- **Requirements**
A verbatim copy of the records is required, with all pictures left out.

- **Supplied data**
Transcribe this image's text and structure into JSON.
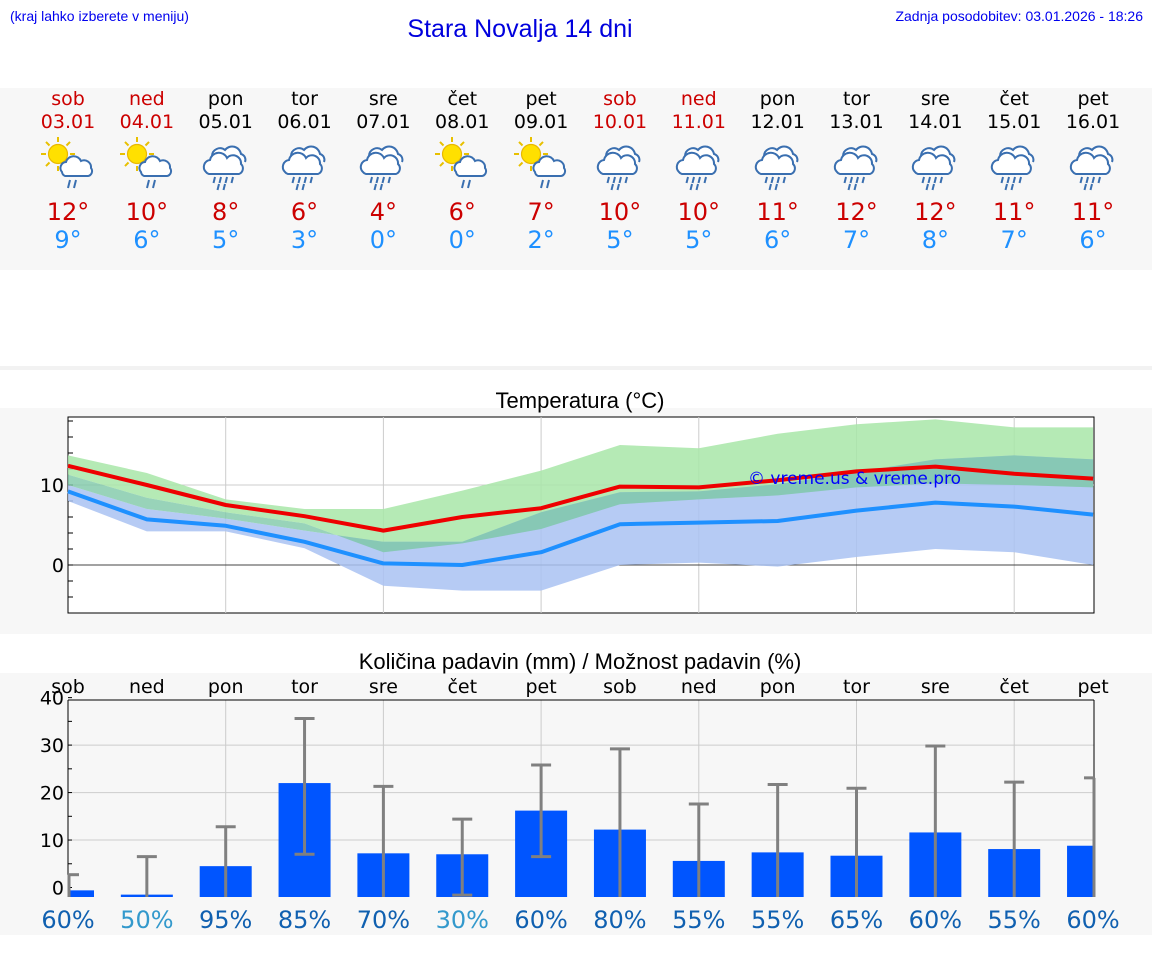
{
  "header": {
    "menu_hint": "(kraj lahko izberete v meniju)",
    "title": "Stara Novalja 14 dni",
    "last_update": "Zadnja posodobitev: 03.01.2026 - 18:26"
  },
  "days": [
    {
      "name": "sob",
      "date": "03.01",
      "max": "12°",
      "min": "9°",
      "icon": "sun-cloud-rain-icon",
      "weekend": true
    },
    {
      "name": "ned",
      "date": "04.01",
      "max": "10°",
      "min": "6°",
      "icon": "sun-cloud-rain-icon",
      "weekend": true
    },
    {
      "name": "pon",
      "date": "05.01",
      "max": "8°",
      "min": "5°",
      "icon": "cloud-rain-icon",
      "weekend": false
    },
    {
      "name": "tor",
      "date": "06.01",
      "max": "6°",
      "min": "3°",
      "icon": "cloud-rain-icon",
      "weekend": false
    },
    {
      "name": "sre",
      "date": "07.01",
      "max": "4°",
      "min": "0°",
      "icon": "cloud-rain-icon",
      "weekend": false
    },
    {
      "name": "čet",
      "date": "08.01",
      "max": "6°",
      "min": "0°",
      "icon": "sun-cloud-rain-icon",
      "weekend": false
    },
    {
      "name": "pet",
      "date": "09.01",
      "max": "7°",
      "min": "2°",
      "icon": "sun-cloud-rain-icon",
      "weekend": false
    },
    {
      "name": "sob",
      "date": "10.01",
      "max": "10°",
      "min": "5°",
      "icon": "cloud-rain-icon",
      "weekend": true
    },
    {
      "name": "ned",
      "date": "11.01",
      "max": "10°",
      "min": "5°",
      "icon": "cloud-rain-icon",
      "weekend": true
    },
    {
      "name": "pon",
      "date": "12.01",
      "max": "11°",
      "min": "6°",
      "icon": "cloud-rain-icon",
      "weekend": false
    },
    {
      "name": "tor",
      "date": "13.01",
      "max": "12°",
      "min": "7°",
      "icon": "cloud-rain-icon",
      "weekend": false
    },
    {
      "name": "sre",
      "date": "14.01",
      "max": "12°",
      "min": "8°",
      "icon": "cloud-rain-icon",
      "weekend": false
    },
    {
      "name": "čet",
      "date": "15.01",
      "max": "11°",
      "min": "7°",
      "icon": "cloud-rain-icon",
      "weekend": false
    },
    {
      "name": "pet",
      "date": "16.01",
      "max": "11°",
      "min": "6°",
      "icon": "cloud-rain-icon",
      "weekend": false
    }
  ],
  "colors": {
    "max": "#ee0000",
    "min": "#1e90ff",
    "max_band": "#a8e6a8",
    "min_band": "#a9c2f2",
    "bar": "#0055ff",
    "whisker": "#808080",
    "prob_high": "#1060b0",
    "prob_low": "#3399cc"
  },
  "chart_data": [
    {
      "type": "line",
      "title": "Temperatura (°C)",
      "watermark": "© vreme.us & vreme.pro",
      "x": [
        0,
        1,
        2,
        3,
        4,
        5,
        6,
        7,
        8,
        9,
        10,
        11,
        12,
        13
      ],
      "yticks": [
        "10",
        "0"
      ],
      "ylim": [
        -6,
        18.5
      ],
      "series": [
        {
          "name": "max",
          "values": [
            12.4,
            10,
            7.5,
            6.1,
            4.3,
            6,
            7.1,
            9.8,
            9.7,
            10.6,
            11.7,
            12.3,
            11.4,
            10.8
          ]
        },
        {
          "name": "min",
          "values": [
            9.2,
            5.7,
            4.9,
            2.9,
            0.2,
            0,
            1.6,
            5.1,
            5.3,
            5.5,
            6.8,
            7.8,
            7.3,
            6.3
          ]
        }
      ],
      "max_band": {
        "upper": [
          13.7,
          11.5,
          8.2,
          7,
          7,
          9.3,
          11.8,
          15,
          14.6,
          16.4,
          17.6,
          18.2,
          17.2,
          17.2
        ],
        "lower": [
          11.3,
          8.4,
          6.6,
          5.2,
          1.6,
          2.7,
          4.5,
          7.6,
          8.2,
          8.7,
          9.7,
          10.2,
          10,
          9.7
        ]
      },
      "min_band": {
        "upper": [
          10,
          7,
          5.8,
          4.3,
          2.9,
          2.9,
          6.6,
          9.1,
          9.2,
          10.1,
          11.6,
          13.2,
          13.7,
          13.2
        ],
        "lower": [
          8,
          4.2,
          4.2,
          2.1,
          -2.6,
          -3.2,
          -3.2,
          0,
          0.3,
          -0.2,
          1,
          2,
          1.6,
          0
        ]
      }
    },
    {
      "type": "bar",
      "title": "Količina padavin (mm) / Možnost padavin (%)",
      "categories": [
        "sob",
        "ned",
        "pon",
        "tor",
        "sre",
        "čet",
        "pet",
        "sob",
        "ned",
        "pon",
        "tor",
        "sre",
        "čet",
        "pet"
      ],
      "yticks": [
        "40",
        "30",
        "20",
        "10",
        "0"
      ],
      "ylim": [
        -2,
        39.5
      ],
      "values": [
        -0.6,
        -1.5,
        4.5,
        22,
        7.2,
        7,
        16.2,
        12.2,
        5.6,
        7.4,
        6.7,
        11.6,
        8.1,
        8.8
      ],
      "error_low": [
        null,
        null,
        null,
        7,
        null,
        -1.6,
        6.5,
        null,
        null,
        null,
        null,
        null,
        null,
        null
      ],
      "error_high": [
        2.7,
        6.5,
        12.8,
        35.6,
        21.3,
        14.4,
        25.8,
        29.2,
        17.6,
        21.7,
        20.9,
        29.8,
        22.2,
        23.1
      ],
      "probabilities": [
        "60%",
        "50%",
        "95%",
        "85%",
        "70%",
        "30%",
        "60%",
        "80%",
        "55%",
        "55%",
        "65%",
        "60%",
        "55%",
        "60%"
      ],
      "prob_low": [
        false,
        true,
        false,
        false,
        false,
        true,
        false,
        false,
        false,
        false,
        false,
        false,
        false,
        false
      ]
    }
  ]
}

- **Solution to this problem**
Transcribe this image's text and structure into JSON.
{
  "header": {
    "menu_hint": "(kraj lahko izberete v meniju)",
    "title": "Stara Novalja 14 dni",
    "last_update": "Zadnja posodobitev: 03.01.2026 - 18:26"
  },
  "days": [
    {
      "name": "sob",
      "date": "03.01",
      "max": "12°",
      "min": "9°",
      "icon": "sun-cloud-rain-icon",
      "weekend": true
    },
    {
      "name": "ned",
      "date": "04.01",
      "max": "10°",
      "min": "6°",
      "icon": "sun-cloud-rain-icon",
      "weekend": true
    },
    {
      "name": "pon",
      "date": "05.01",
      "max": "8°",
      "min": "5°",
      "icon": "cloud-rain-icon",
      "weekend": false
    },
    {
      "name": "tor",
      "date": "06.01",
      "max": "6°",
      "min": "3°",
      "icon": "cloud-rain-icon",
      "weekend": false
    },
    {
      "name": "sre",
      "date": "07.01",
      "max": "4°",
      "min": "0°",
      "icon": "cloud-rain-icon",
      "weekend": false
    },
    {
      "name": "čet",
      "date": "08.01",
      "max": "6°",
      "min": "0°",
      "icon": "sun-cloud-rain-icon",
      "weekend": false
    },
    {
      "name": "pet",
      "date": "09.01",
      "max": "7°",
      "min": "2°",
      "icon": "sun-cloud-rain-icon",
      "weekend": false
    },
    {
      "name": "sob",
      "date": "10.01",
      "max": "10°",
      "min": "5°",
      "icon": "cloud-rain-icon",
      "weekend": true
    },
    {
      "name": "ned",
      "date": "11.01",
      "max": "10°",
      "min": "5°",
      "icon": "cloud-rain-icon",
      "weekend": true
    },
    {
      "name": "pon",
      "date": "12.01",
      "max": "11°",
      "min": "6°",
      "icon": "cloud-rain-icon",
      "weekend": false
    },
    {
      "name": "tor",
      "date": "13.01",
      "max": "12°",
      "min": "7°",
      "icon": "cloud-rain-icon",
      "weekend": false
    },
    {
      "name": "sre",
      "date": "14.01",
      "max": "12°",
      "min": "8°",
      "icon": "cloud-rain-icon",
      "weekend": false
    },
    {
      "name": "čet",
      "date": "15.01",
      "max": "11°",
      "min": "7°",
      "icon": "cloud-rain-icon",
      "weekend": false
    },
    {
      "name": "pet",
      "date": "16.01",
      "max": "11°",
      "min": "6°",
      "icon": "cloud-rain-icon",
      "weekend": false
    }
  ],
  "colors": {
    "max": "#ee0000",
    "min": "#1e90ff",
    "max_band": "#a8e6a8",
    "min_band": "#a9c2f2",
    "bar": "#0055ff",
    "whisker": "#808080",
    "prob_high": "#1060b0",
    "prob_low": "#3399cc"
  },
  "chart_data": [
    {
      "type": "line",
      "title": "Temperatura (°C)",
      "watermark": "© vreme.us & vreme.pro",
      "x": [
        0,
        1,
        2,
        3,
        4,
        5,
        6,
        7,
        8,
        9,
        10,
        11,
        12,
        13
      ],
      "yticks": [
        "10",
        "0"
      ],
      "ylim": [
        -6,
        18.5
      ],
      "series": [
        {
          "name": "max",
          "values": [
            12.4,
            10,
            7.5,
            6.1,
            4.3,
            6,
            7.1,
            9.8,
            9.7,
            10.6,
            11.7,
            12.3,
            11.4,
            10.8
          ]
        },
        {
          "name": "min",
          "values": [
            9.2,
            5.7,
            4.9,
            2.9,
            0.2,
            0,
            1.6,
            5.1,
            5.3,
            5.5,
            6.8,
            7.8,
            7.3,
            6.3
          ]
        }
      ],
      "max_band": {
        "upper": [
          13.7,
          11.5,
          8.2,
          7,
          7,
          9.3,
          11.8,
          15,
          14.6,
          16.4,
          17.6,
          18.2,
          17.2,
          17.2
        ],
        "lower": [
          11.3,
          8.4,
          6.6,
          5.2,
          1.6,
          2.7,
          4.5,
          7.6,
          8.2,
          8.7,
          9.7,
          10.2,
          10,
          9.7
        ]
      },
      "min_band": {
        "upper": [
          10,
          7,
          5.8,
          4.3,
          2.9,
          2.9,
          6.6,
          9.1,
          9.2,
          10.1,
          11.6,
          13.2,
          13.7,
          13.2
        ],
        "lower": [
          8,
          4.2,
          4.2,
          2.1,
          -2.6,
          -3.2,
          -3.2,
          0,
          0.3,
          -0.2,
          1,
          2,
          1.6,
          0
        ]
      }
    },
    {
      "type": "bar",
      "title": "Količina padavin (mm) / Možnost padavin (%)",
      "categories": [
        "sob",
        "ned",
        "pon",
        "tor",
        "sre",
        "čet",
        "pet",
        "sob",
        "ned",
        "pon",
        "tor",
        "sre",
        "čet",
        "pet"
      ],
      "yticks": [
        "40",
        "30",
        "20",
        "10",
        "0"
      ],
      "ylim": [
        -2,
        39.5
      ],
      "values": [
        -0.6,
        -1.5,
        4.5,
        22,
        7.2,
        7,
        16.2,
        12.2,
        5.6,
        7.4,
        6.7,
        11.6,
        8.1,
        8.8
      ],
      "error_low": [
        null,
        null,
        null,
        7,
        null,
        -1.6,
        6.5,
        null,
        null,
        null,
        null,
        null,
        null,
        null
      ],
      "error_high": [
        2.7,
        6.5,
        12.8,
        35.6,
        21.3,
        14.4,
        25.8,
        29.2,
        17.6,
        21.7,
        20.9,
        29.8,
        22.2,
        23.1
      ],
      "probabilities": [
        "60%",
        "50%",
        "95%",
        "85%",
        "70%",
        "30%",
        "60%",
        "80%",
        "55%",
        "55%",
        "65%",
        "60%",
        "55%",
        "60%"
      ],
      "prob_low": [
        false,
        true,
        false,
        false,
        false,
        true,
        false,
        false,
        false,
        false,
        false,
        false,
        false,
        false
      ]
    }
  ]
}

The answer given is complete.